* **Given request**: Retype the listing that follows, word for word.

* **Records provided**:
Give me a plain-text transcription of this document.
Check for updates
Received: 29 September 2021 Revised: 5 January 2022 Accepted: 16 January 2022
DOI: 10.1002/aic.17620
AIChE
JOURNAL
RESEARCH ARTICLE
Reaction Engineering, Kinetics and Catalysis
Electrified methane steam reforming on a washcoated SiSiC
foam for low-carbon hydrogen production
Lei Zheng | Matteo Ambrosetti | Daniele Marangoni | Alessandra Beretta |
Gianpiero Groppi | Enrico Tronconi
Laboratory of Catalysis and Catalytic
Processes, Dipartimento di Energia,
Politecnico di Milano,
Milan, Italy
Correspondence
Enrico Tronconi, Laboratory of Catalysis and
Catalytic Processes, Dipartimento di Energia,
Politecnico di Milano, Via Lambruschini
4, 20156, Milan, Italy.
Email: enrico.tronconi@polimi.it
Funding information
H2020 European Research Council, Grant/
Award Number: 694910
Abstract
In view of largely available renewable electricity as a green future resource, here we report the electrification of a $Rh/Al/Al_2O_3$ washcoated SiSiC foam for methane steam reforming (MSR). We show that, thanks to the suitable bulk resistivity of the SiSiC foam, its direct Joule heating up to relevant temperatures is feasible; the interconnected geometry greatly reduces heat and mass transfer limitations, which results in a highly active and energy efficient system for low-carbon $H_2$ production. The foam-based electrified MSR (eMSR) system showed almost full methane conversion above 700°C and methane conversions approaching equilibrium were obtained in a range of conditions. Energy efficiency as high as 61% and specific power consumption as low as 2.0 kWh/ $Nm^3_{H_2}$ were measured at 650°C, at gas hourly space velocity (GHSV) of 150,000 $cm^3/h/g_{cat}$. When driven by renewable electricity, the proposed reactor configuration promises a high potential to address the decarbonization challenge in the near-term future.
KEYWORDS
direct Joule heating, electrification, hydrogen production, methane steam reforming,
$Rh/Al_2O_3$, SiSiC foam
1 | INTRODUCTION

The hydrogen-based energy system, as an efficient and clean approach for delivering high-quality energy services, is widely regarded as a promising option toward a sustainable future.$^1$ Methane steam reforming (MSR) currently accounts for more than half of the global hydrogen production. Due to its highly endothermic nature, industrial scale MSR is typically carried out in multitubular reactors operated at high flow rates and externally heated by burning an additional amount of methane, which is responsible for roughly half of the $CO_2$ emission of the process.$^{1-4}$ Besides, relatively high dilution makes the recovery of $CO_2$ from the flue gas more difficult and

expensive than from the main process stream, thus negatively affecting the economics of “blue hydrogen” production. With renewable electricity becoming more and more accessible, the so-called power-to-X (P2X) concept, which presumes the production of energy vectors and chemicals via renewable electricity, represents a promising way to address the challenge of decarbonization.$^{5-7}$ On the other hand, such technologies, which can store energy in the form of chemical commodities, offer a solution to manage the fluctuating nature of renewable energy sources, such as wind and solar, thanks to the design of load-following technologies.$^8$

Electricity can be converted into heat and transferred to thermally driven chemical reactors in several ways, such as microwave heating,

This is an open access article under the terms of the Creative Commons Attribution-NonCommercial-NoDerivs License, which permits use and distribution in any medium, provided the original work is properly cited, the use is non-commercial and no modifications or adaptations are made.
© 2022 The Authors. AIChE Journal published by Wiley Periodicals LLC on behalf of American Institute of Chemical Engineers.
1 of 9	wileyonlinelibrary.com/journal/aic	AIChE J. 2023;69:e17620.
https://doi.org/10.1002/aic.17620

* **Worked solution**:
Give me a plain-text transcription of this document.
Check for updates
Received: 29 September 2021 Revised: 5 January 2022 Accepted: 16 January 2022
DOI: 10.1002/aic.17620
AIChE
JOURNAL
RESEARCH ARTICLE
Reaction Engineering, Kinetics and Catalysis
Electrified methane steam reforming on a washcoated SiSiC
foam for low-carbon hydrogen production
Lei Zheng | Matteo Ambrosetti | Daniele Marangoni | Alessandra Beretta |
Gianpiero Groppi | Enrico Tronconi
Laboratory of Catalysis and Catalytic
Processes, Dipartimento di Energia,
Politecnico di Milano,
Milan, Italy
Correspondence
Enrico Tronconi, Laboratory of Catalysis and
Catalytic Processes, Dipartimento di Energia,
Politecnico di Milano, Via Lambruschini
4, 20156, Milan, Italy.
Email: enrico.tronconi@polimi.it
Funding information
H2020 European Research Council, Grant/
Award Number: 694910
Abstract
In view of largely available renewable electricity as a green future resource, here we report the electrification of a $Rh/Al/Al_2O_3$ washcoated SiSiC foam for methane steam reforming (MSR). We show that, thanks to the suitable bulk resistivity of the SiSiC foam, its direct Joule heating up to relevant temperatures is feasible; the interconnected geometry greatly reduces heat and mass transfer limitations, which results in a highly active and energy efficient system for low-carbon $H_2$ production. The foam-based electrified MSR (eMSR) system showed almost full methane conversion above 700°C and methane conversions approaching equilibrium were obtained in a range of conditions. Energy efficiency as high as 61% and specific power consumption as low as 2.0 kWh/ $Nm^3_{H_2}$ were measured at 650°C, at gas hourly space velocity (GHSV) of 150,000 $cm^3/h/g_{cat}$. When driven by renewable electricity, the proposed reactor configuration promises a high potential to address the decarbonization challenge in the near-term future.
KEYWORDS
direct Joule heating, electrification, hydrogen production, methane steam reforming,
$Rh/Al_2O_3$, SiSiC foam
1 | INTRODUCTION

The hydrogen-based energy system, as an efficient and clean approach for delivering high-quality energy services, is widely regarded as a promising option toward a sustainable future.$^1$ Methane steam reforming (MSR) currently accounts for more than half of the global hydrogen production. Due to its highly endothermic nature, industrial scale MSR is typically carried out in multitubular reactors operated at high flow rates and externally heated by burning an additional amount of methane, which is responsible for roughly half of the $CO_2$ emission of the process.$^{1-4}$ Besides, relatively high dilution makes the recovery of $CO_2$ from the flue gas more difficult and

expensive than from the main process stream, thus negatively affecting the economics of “blue hydrogen” production. With renewable electricity becoming more and more accessible, the so-called power-to-X (P2X) concept, which presumes the production of energy vectors and chemicals via renewable electricity, represents a promising way to address the challenge of decarbonization.$^{5-7}$ On the other hand, such technologies, which can store energy in the form of chemical commodities, offer a solution to manage the fluctuating nature of renewable energy sources, such as wind and solar, thanks to the design of load-following technologies.$^8$

Electricity can be converted into heat and transferred to thermally driven chemical reactors in several ways, such as microwave heating,

This is an open access article under the terms of the Creative Commons Attribution-NonCommercial-NoDerivs License, which permits use and distribution in any medium, provided the original work is properly cited, the use is non-commercial and no modifications or adaptations are made.
© 2022 The Authors. AIChE Journal published by Wiley Periodicals LLC on behalf of American Institute of Chemical Engineers.
1 of 9	wileyonlinelibrary.com/journal/aic	AIChE J. 2023;69:e17620.
https://doi.org/10.1002/aic.17620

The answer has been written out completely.